* Task goal *
Look through the records below, count the lines with the word "series", and reply with only the number.

________________________________________

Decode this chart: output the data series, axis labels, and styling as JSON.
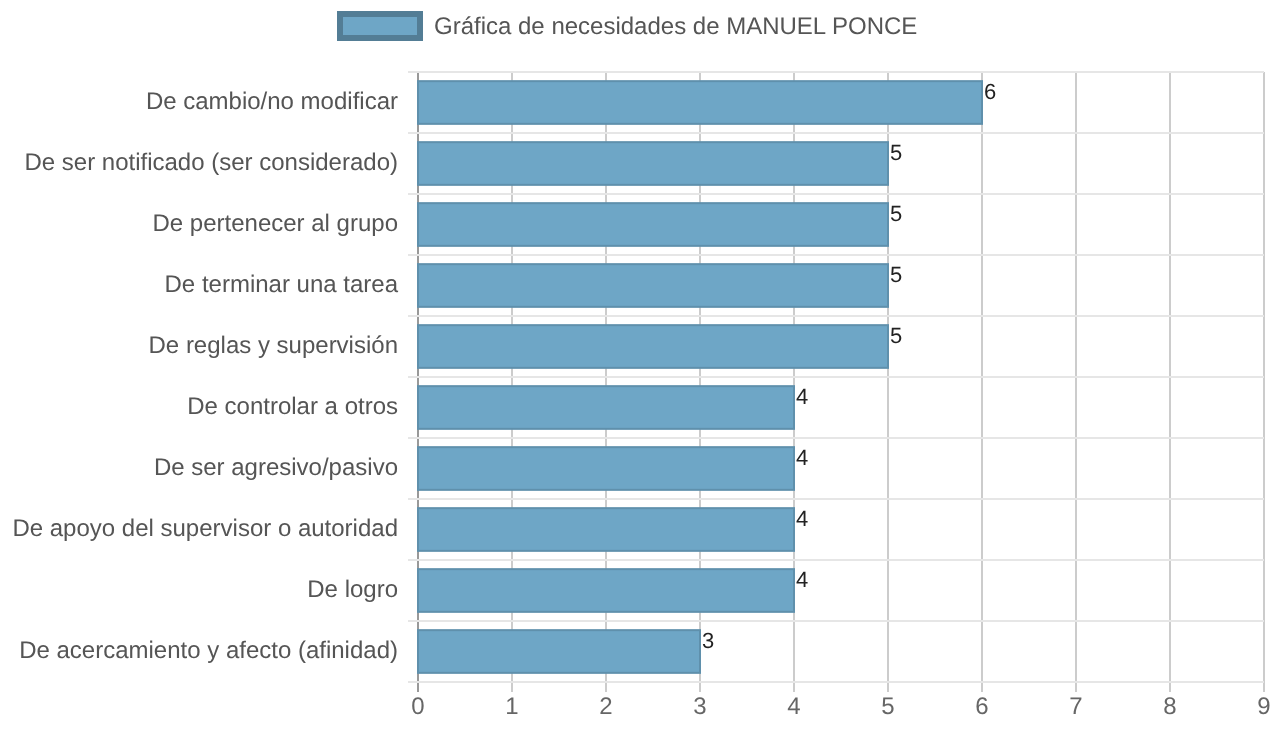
{
  "chart_data": {
    "type": "bar",
    "orientation": "horizontal",
    "categories": [
      "De cambio/no modificar",
      "De ser notificado (ser considerado)",
      "De pertenecer al grupo",
      "De terminar una tarea",
      "De reglas y supervisión",
      "De controlar a otros",
      "De ser agresivo/pasivo",
      "De apoyo del supervisor o autoridad",
      "De logro",
      "De acercamiento y afecto (afinidad)"
    ],
    "series": [
      {
        "name": "Gráfica de necesidades de MANUEL PONCE",
        "color": "#6ea6c6",
        "values": [
          6,
          5,
          5,
          5,
          5,
          4,
          4,
          4,
          4,
          3
        ]
      }
    ],
    "xlim": [
      0,
      9
    ],
    "xticks": [
      0,
      1,
      2,
      3,
      4,
      5,
      6,
      7,
      8,
      9
    ],
    "grid": true,
    "legend": "top",
    "data_labels": true
  }
}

________________________________________

* Answer to this problem *
2